# TASK OBJECTIVE
Copy everything in the listing below word for word, apart from any images.

#####

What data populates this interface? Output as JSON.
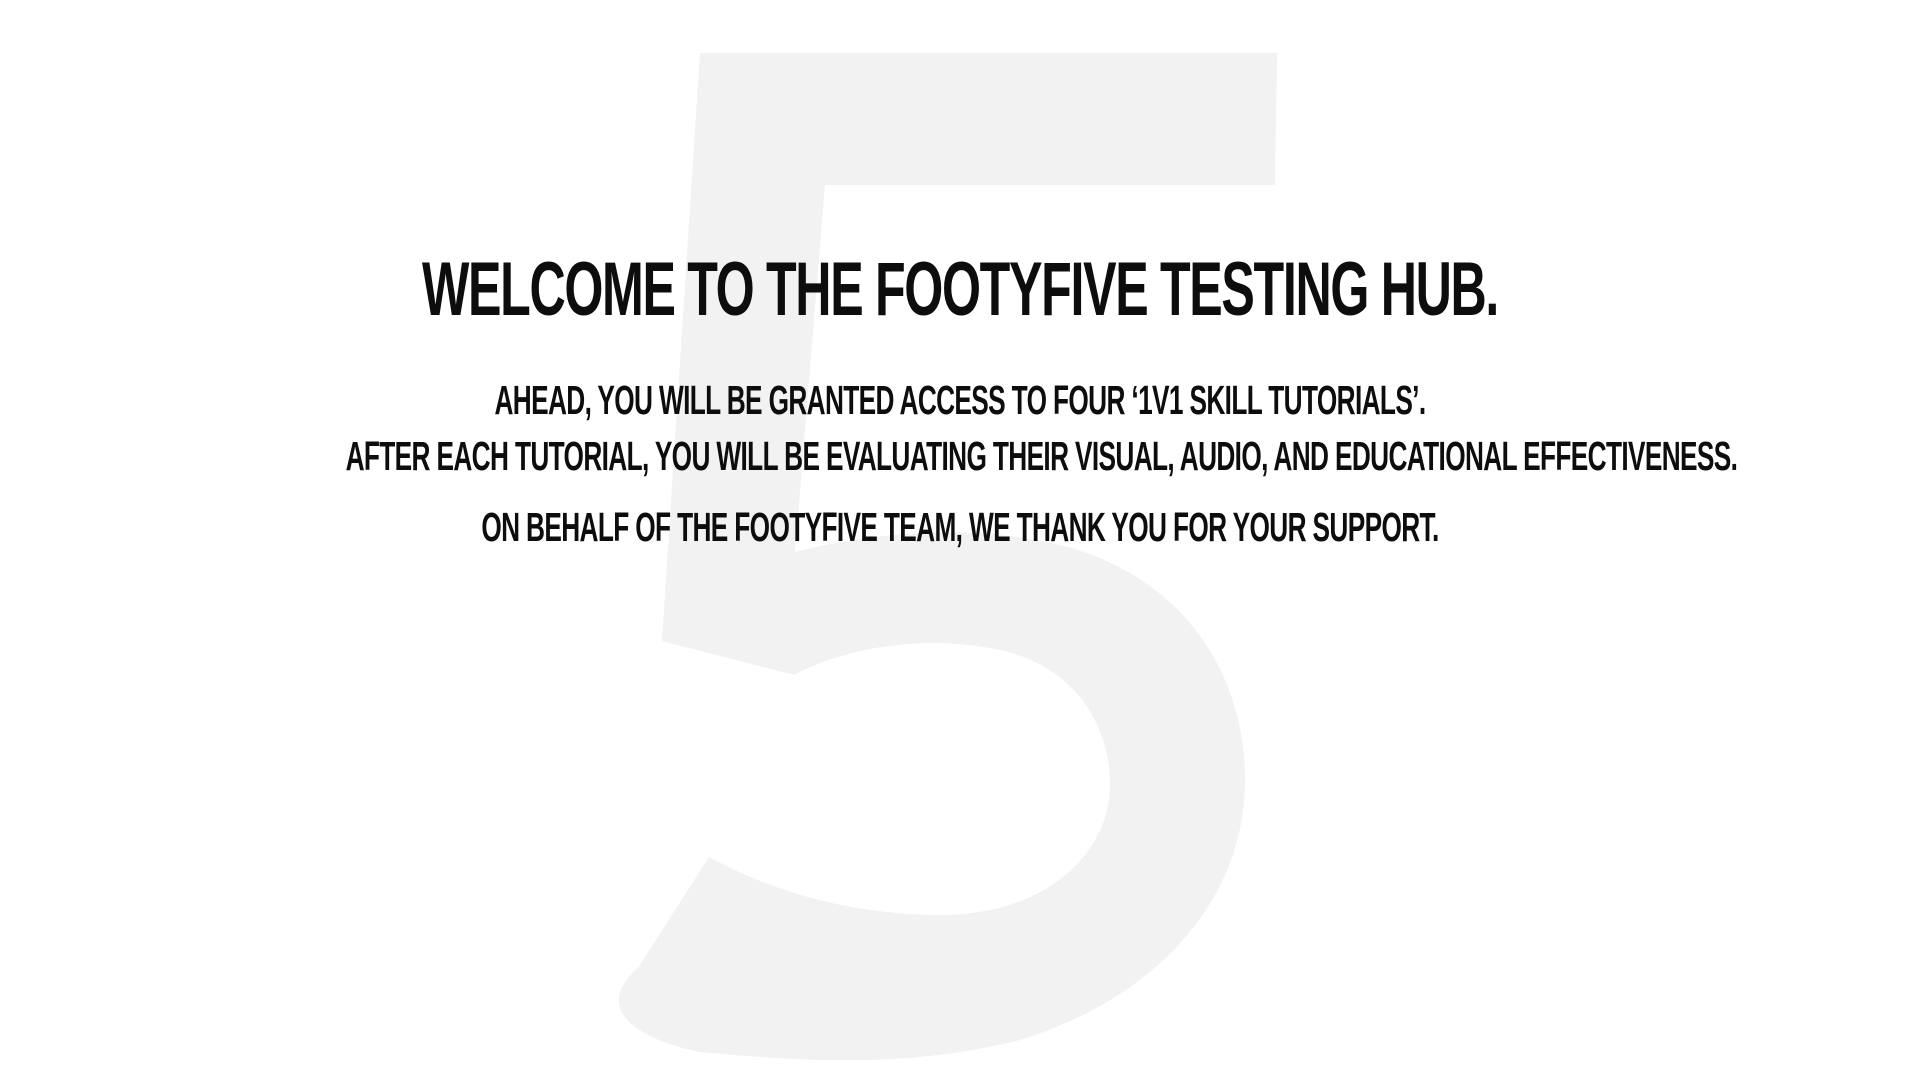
{
  "welcome": {
    "headline": "Welcome to the FootyFive Testing Hub.",
    "line_1": "Ahead, you will be granted access to four ‘1v1 skill tutorials’.",
    "line_2": "After each tutorial, you will be evaluating their visual, audio, and educational effectiveness.",
    "line_3": "On behalf of the FootyFive team, we thank you for your support."
  },
  "background": {
    "glyph": "5",
    "glyph_color": "#f2f2f2",
    "page_color": "#ffffff",
    "text_color": "#0d0d0d"
  }
}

#####

# EXERCISE RESULT
What data populates this interface? Output as JSON.
{
  "welcome": {
    "headline": "Welcome to the FootyFive Testing Hub.",
    "line_1": "Ahead, you will be granted access to four ‘1v1 skill tutorials’.",
    "line_2": "After each tutorial, you will be evaluating their visual, audio, and educational effectiveness.",
    "line_3": "On behalf of the FootyFive team, we thank you for your support."
  },
  "background": {
    "glyph": "5",
    "glyph_color": "#f2f2f2",
    "page_color": "#ffffff",
    "text_color": "#0d0d0d"
  }
}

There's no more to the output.